LISTING:
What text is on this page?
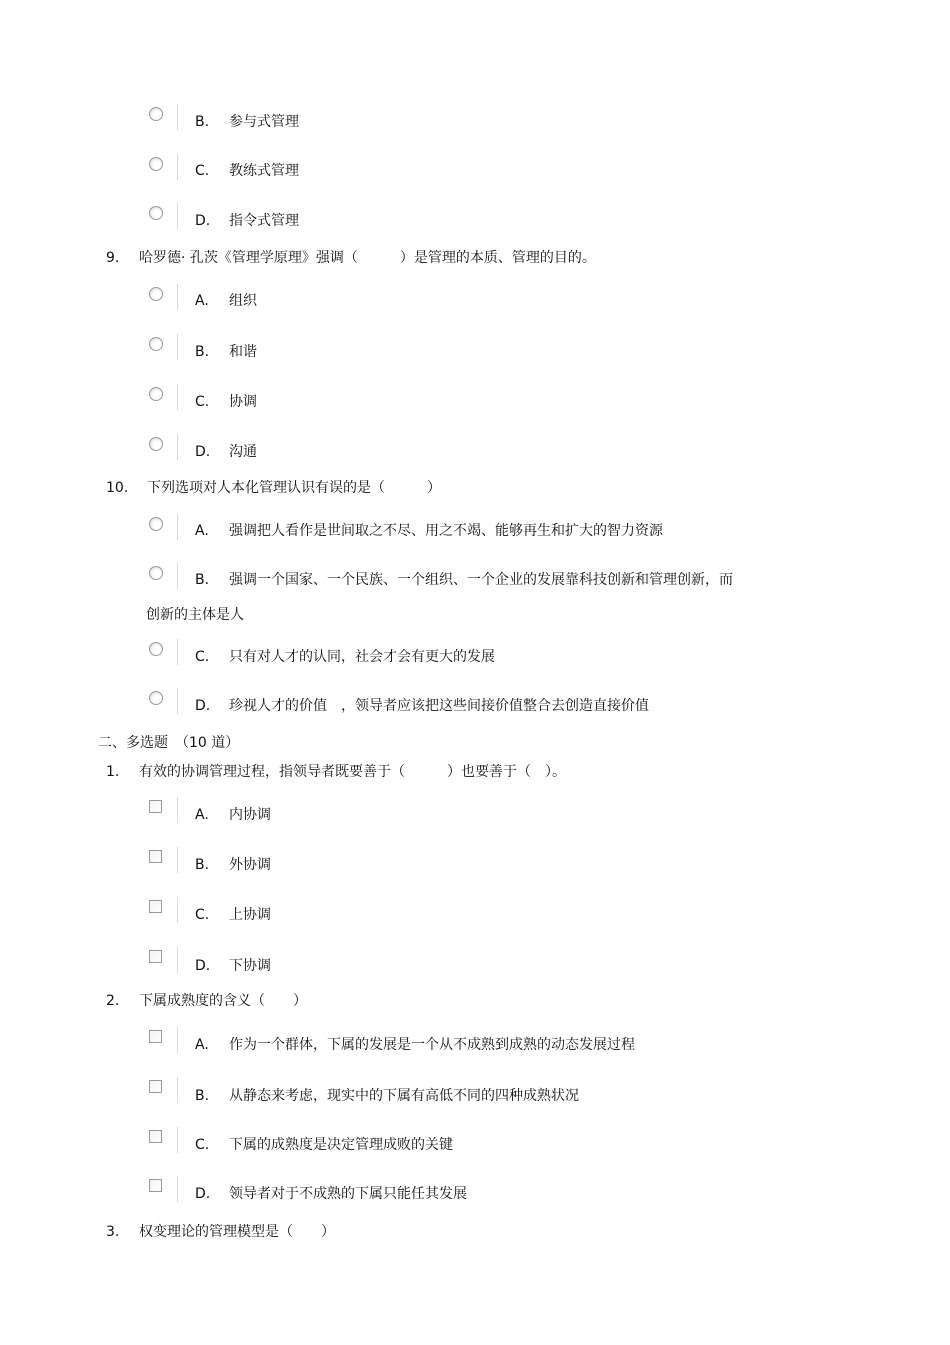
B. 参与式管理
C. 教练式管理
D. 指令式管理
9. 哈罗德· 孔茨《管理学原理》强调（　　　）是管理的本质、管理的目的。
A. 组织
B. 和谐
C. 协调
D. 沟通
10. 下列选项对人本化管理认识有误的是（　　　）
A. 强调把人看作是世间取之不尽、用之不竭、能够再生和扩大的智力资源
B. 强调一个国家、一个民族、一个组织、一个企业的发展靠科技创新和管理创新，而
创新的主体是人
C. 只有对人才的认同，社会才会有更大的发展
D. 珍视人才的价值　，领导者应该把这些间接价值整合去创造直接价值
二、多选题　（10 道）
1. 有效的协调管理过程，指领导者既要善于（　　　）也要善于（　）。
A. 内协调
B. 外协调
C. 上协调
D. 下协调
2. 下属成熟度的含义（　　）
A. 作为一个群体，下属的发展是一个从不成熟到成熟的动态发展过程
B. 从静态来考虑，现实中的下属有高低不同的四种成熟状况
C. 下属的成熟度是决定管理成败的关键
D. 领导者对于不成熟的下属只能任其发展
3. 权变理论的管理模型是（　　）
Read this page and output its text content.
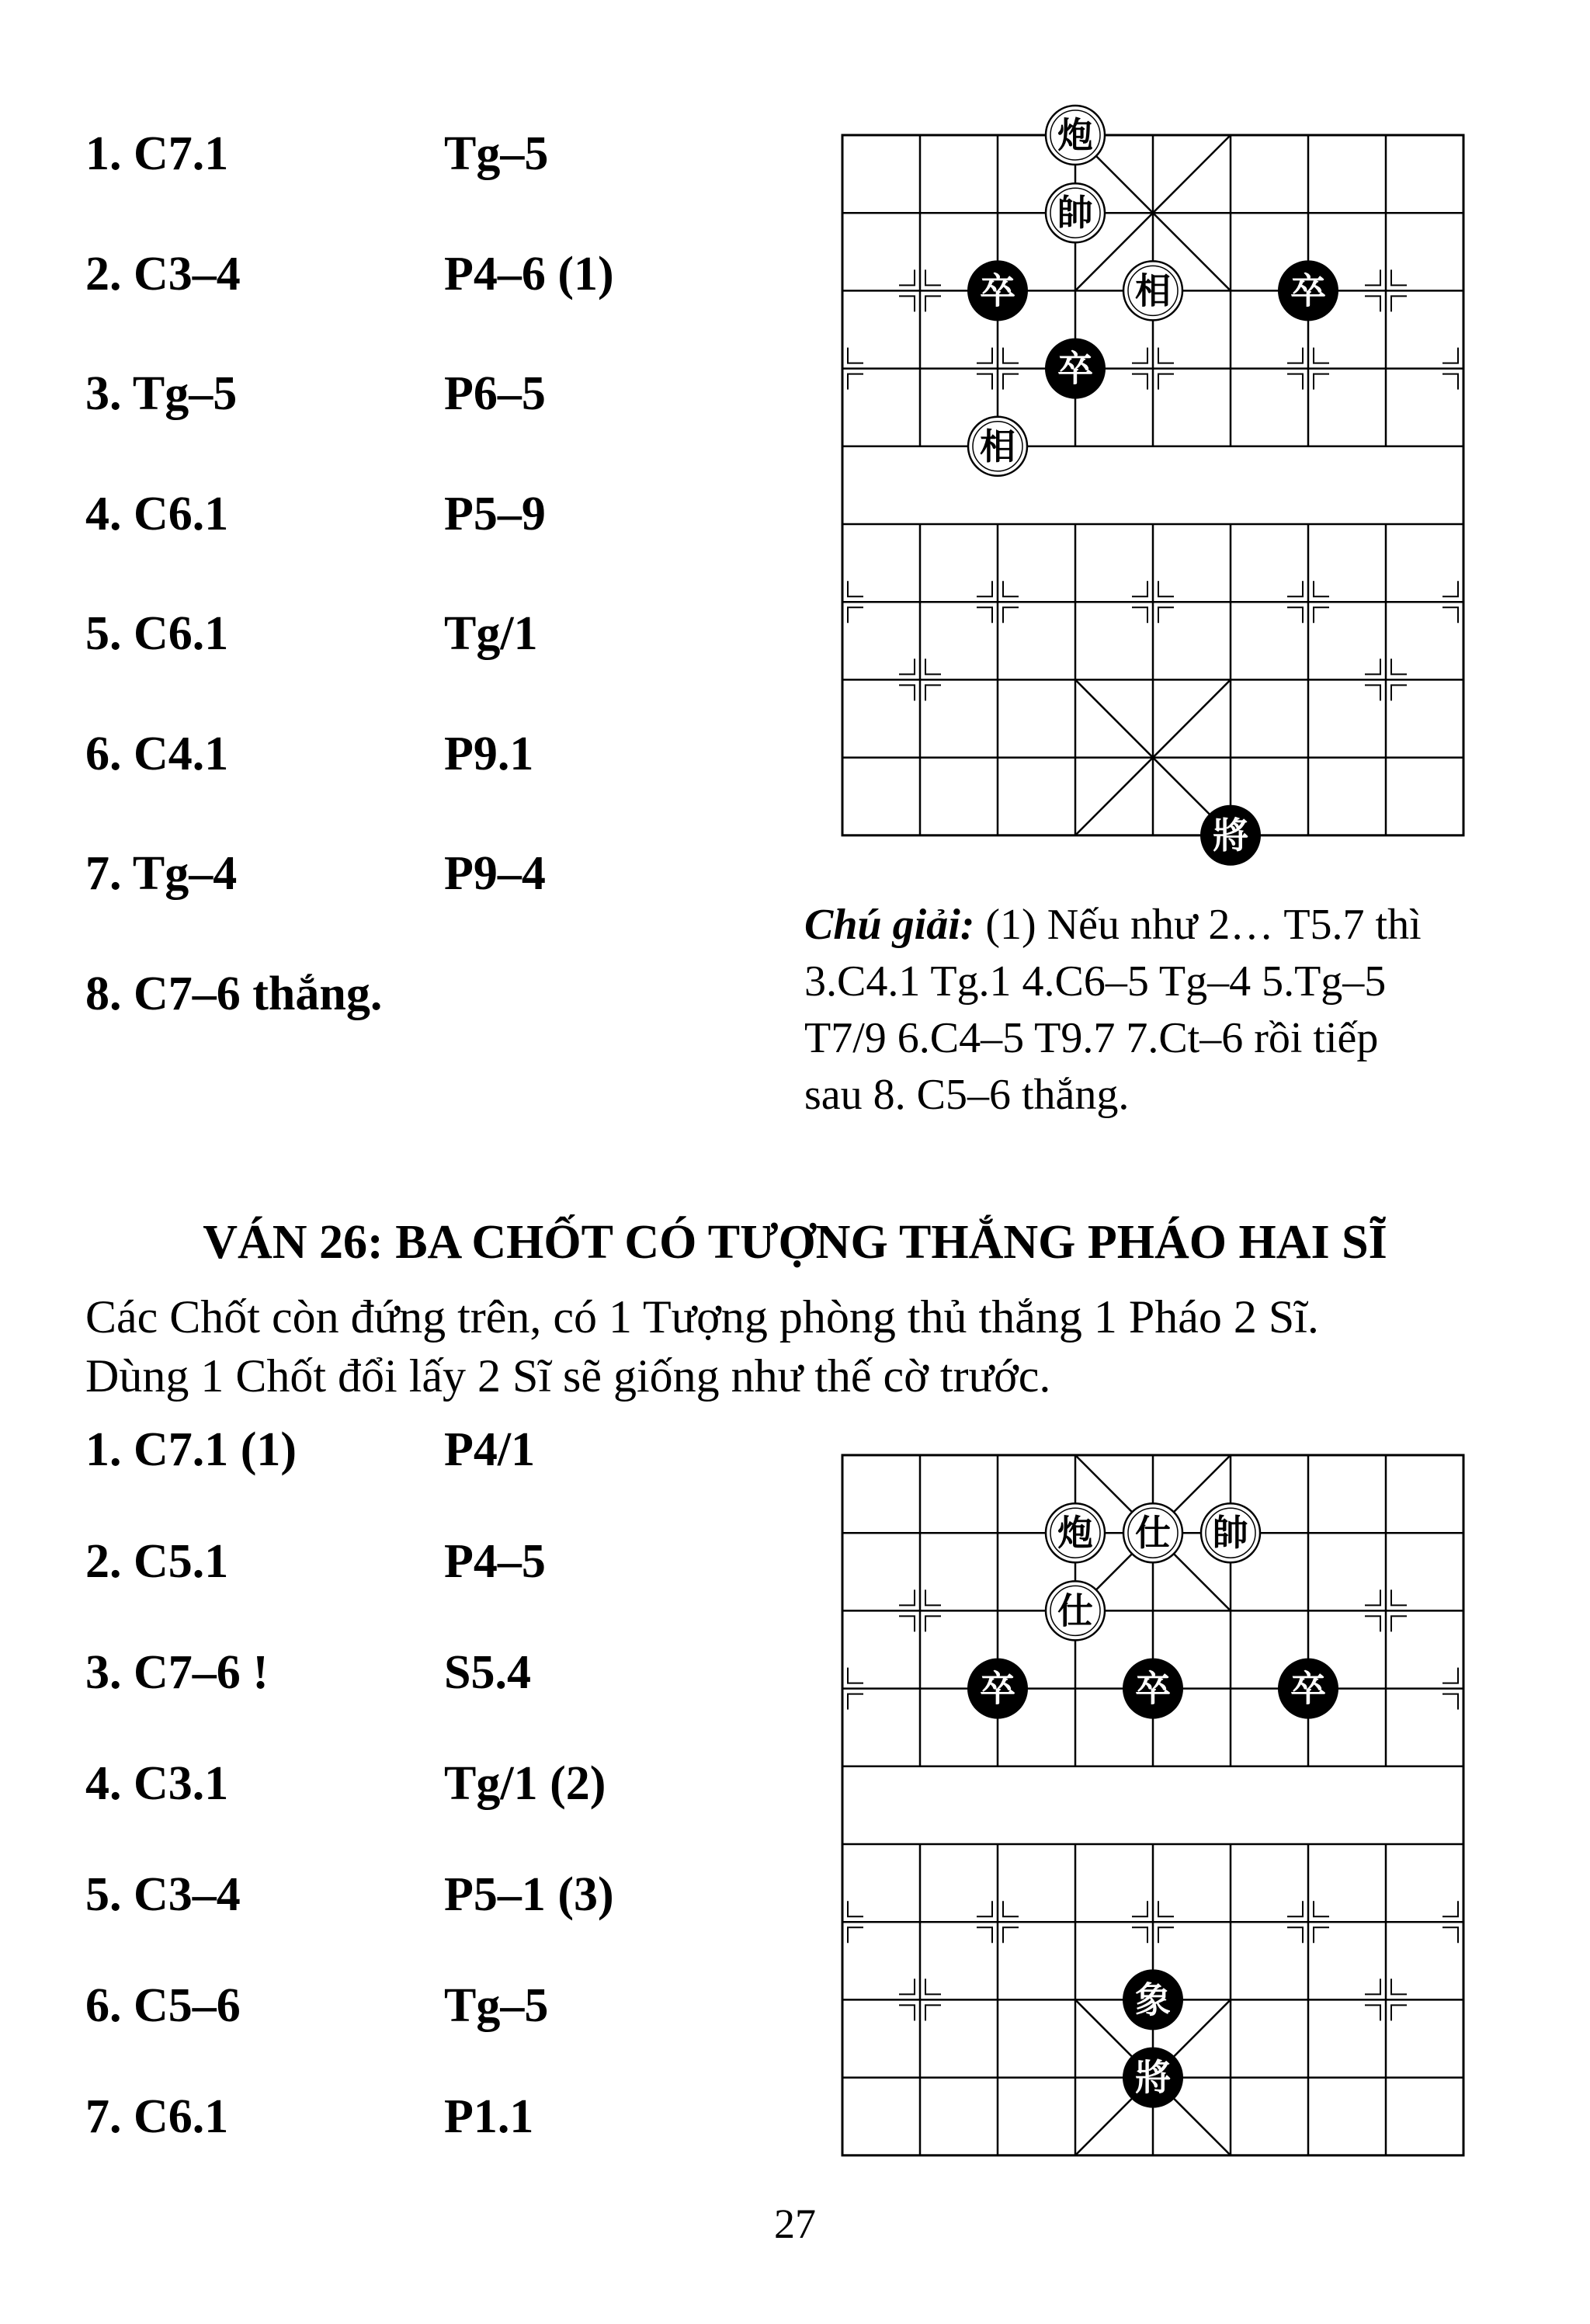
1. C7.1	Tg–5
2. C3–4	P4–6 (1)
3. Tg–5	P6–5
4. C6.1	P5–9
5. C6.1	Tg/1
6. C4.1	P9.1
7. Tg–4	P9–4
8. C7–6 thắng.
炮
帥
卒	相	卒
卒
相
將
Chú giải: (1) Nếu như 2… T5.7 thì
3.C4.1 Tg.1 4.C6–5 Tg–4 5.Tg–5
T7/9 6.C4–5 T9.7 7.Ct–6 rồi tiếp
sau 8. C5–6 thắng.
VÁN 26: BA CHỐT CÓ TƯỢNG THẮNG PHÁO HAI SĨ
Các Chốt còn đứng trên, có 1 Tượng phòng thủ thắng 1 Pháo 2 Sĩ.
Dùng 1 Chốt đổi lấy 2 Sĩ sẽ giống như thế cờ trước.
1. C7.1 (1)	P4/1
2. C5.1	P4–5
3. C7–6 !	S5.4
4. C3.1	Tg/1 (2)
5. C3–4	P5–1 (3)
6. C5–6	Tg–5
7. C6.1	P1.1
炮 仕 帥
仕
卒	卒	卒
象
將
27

THE PROBLEM:
Copy the entries exactly. Leave out the images.

SOLVED PROBLEM:
What text is on this page?
B. 参与式管理
C. 教练式管理
D. 指令式管理
9. 哈罗德· 孔茨《管理学原理》强调（　　　）是管理的本质、管理的目的。
A. 组织
B. 和谐
C. 协调
D. 沟通
10. 下列选项对人本化管理认识有误的是（　　　）
A. 强调把人看作是世间取之不尽、用之不竭、能够再生和扩大的智力资源
B. 强调一个国家、一个民族、一个组织、一个企业的发展靠科技创新和管理创新，而
创新的主体是人
C. 只有对人才的认同，社会才会有更大的发展
D. 珍视人才的价值　，领导者应该把这些间接价值整合去创造直接价值
二、多选题　（10 道）
1. 有效的协调管理过程，指领导者既要善于（　　　）也要善于（　）。
A. 内协调
B. 外协调
C. 上协调
D. 下协调
2. 下属成熟度的含义（　　）
A. 作为一个群体，下属的发展是一个从不成熟到成熟的动态发展过程
B. 从静态来考虑，现实中的下属有高低不同的四种成熟状况
C. 下属的成熟度是决定管理成败的关键
D. 领导者对于不成熟的下属只能任其发展
3. 权变理论的管理模型是（　　）
Read this page and output its text content.
1. C7.1	Tg–5
2. C3–4	P4–6 (1)
3. Tg–5	P6–5
4. C6.1	P5–9
5. C6.1	Tg/1
6. C4.1	P9.1
7. Tg–4	P9–4
8. C7–6 thắng.
炮
帥
卒	相	卒
卒
相
將
Chú giải: (1) Nếu như 2… T5.7 thì
3.C4.1 Tg.1 4.C6–5 Tg–4 5.Tg–5
T7/9 6.C4–5 T9.7 7.Ct–6 rồi tiếp
sau 8. C5–6 thắng.
VÁN 26: BA CHỐT CÓ TƯỢNG THẮNG PHÁO HAI SĨ
Các Chốt còn đứng trên, có 1 Tượng phòng thủ thắng 1 Pháo 2 Sĩ.
Dùng 1 Chốt đổi lấy 2 Sĩ sẽ giống như thế cờ trước.
1. C7.1 (1)	P4/1
2. C5.1	P4–5
3. C7–6 !	S5.4
4. C3.1	Tg/1 (2)
5. C3–4	P5–1 (3)
6. C5–6	Tg–5
7. C6.1	P1.1
炮 仕 帥
仕
卒	卒	卒
象
將
27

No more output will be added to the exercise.